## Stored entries

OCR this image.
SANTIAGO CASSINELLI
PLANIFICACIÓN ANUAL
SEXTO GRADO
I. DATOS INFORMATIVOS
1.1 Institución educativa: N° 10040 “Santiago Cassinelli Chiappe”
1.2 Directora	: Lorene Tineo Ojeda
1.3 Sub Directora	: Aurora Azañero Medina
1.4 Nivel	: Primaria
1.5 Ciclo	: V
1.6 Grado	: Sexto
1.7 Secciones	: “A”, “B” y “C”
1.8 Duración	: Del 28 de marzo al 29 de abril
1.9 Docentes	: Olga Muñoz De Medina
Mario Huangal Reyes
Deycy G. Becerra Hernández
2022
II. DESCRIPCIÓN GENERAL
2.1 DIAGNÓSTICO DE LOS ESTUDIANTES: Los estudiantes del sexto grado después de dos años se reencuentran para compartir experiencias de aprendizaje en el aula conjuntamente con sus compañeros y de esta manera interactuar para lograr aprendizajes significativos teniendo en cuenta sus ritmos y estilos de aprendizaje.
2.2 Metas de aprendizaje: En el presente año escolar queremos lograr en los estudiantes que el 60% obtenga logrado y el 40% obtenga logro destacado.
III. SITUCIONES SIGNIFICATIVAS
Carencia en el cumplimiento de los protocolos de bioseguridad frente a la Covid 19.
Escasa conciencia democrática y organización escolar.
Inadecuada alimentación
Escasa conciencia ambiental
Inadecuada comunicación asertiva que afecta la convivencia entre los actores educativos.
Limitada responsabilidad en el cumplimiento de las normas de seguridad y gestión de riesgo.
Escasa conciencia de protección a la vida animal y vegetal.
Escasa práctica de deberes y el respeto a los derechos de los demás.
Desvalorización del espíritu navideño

## Problem description
Write every line of the material above again, exactly.

## Full response
OCR this image.
SANTIAGO CASSINELLI
PLANIFICACIÓN ANUAL
SEXTO GRADO
I. DATOS INFORMATIVOS
1.1 Institución educativa: N° 10040 “Santiago Cassinelli Chiappe”
1.2 Directora	: Lorene Tineo Ojeda
1.3 Sub Directora	: Aurora Azañero Medina
1.4 Nivel	: Primaria
1.5 Ciclo	: V
1.6 Grado	: Sexto
1.7 Secciones	: “A”, “B” y “C”
1.8 Duración	: Del 28 de marzo al 29 de abril
1.9 Docentes	: Olga Muñoz De Medina
Mario Huangal Reyes
Deycy G. Becerra Hernández
2022
II. DESCRIPCIÓN GENERAL
2.1 DIAGNÓSTICO DE LOS ESTUDIANTES: Los estudiantes del sexto grado después de dos años se reencuentran para compartir experiencias de aprendizaje en el aula conjuntamente con sus compañeros y de esta manera interactuar para lograr aprendizajes significativos teniendo en cuenta sus ritmos y estilos de aprendizaje.
2.2 Metas de aprendizaje: En el presente año escolar queremos lograr en los estudiantes que el 60% obtenga logrado y el 40% obtenga logro destacado.
III. SITUCIONES SIGNIFICATIVAS
Carencia en el cumplimiento de los protocolos de bioseguridad frente a la Covid 19.
Escasa conciencia democrática y organización escolar.
Inadecuada alimentación
Escasa conciencia ambiental
Inadecuada comunicación asertiva que afecta la convivencia entre los actores educativos.
Limitada responsabilidad en el cumplimiento de las normas de seguridad y gestión de riesgo.
Escasa conciencia de protección a la vida animal y vegetal.
Escasa práctica de deberes y el respeto a los derechos de los demás.
Desvalorización del espíritu navideño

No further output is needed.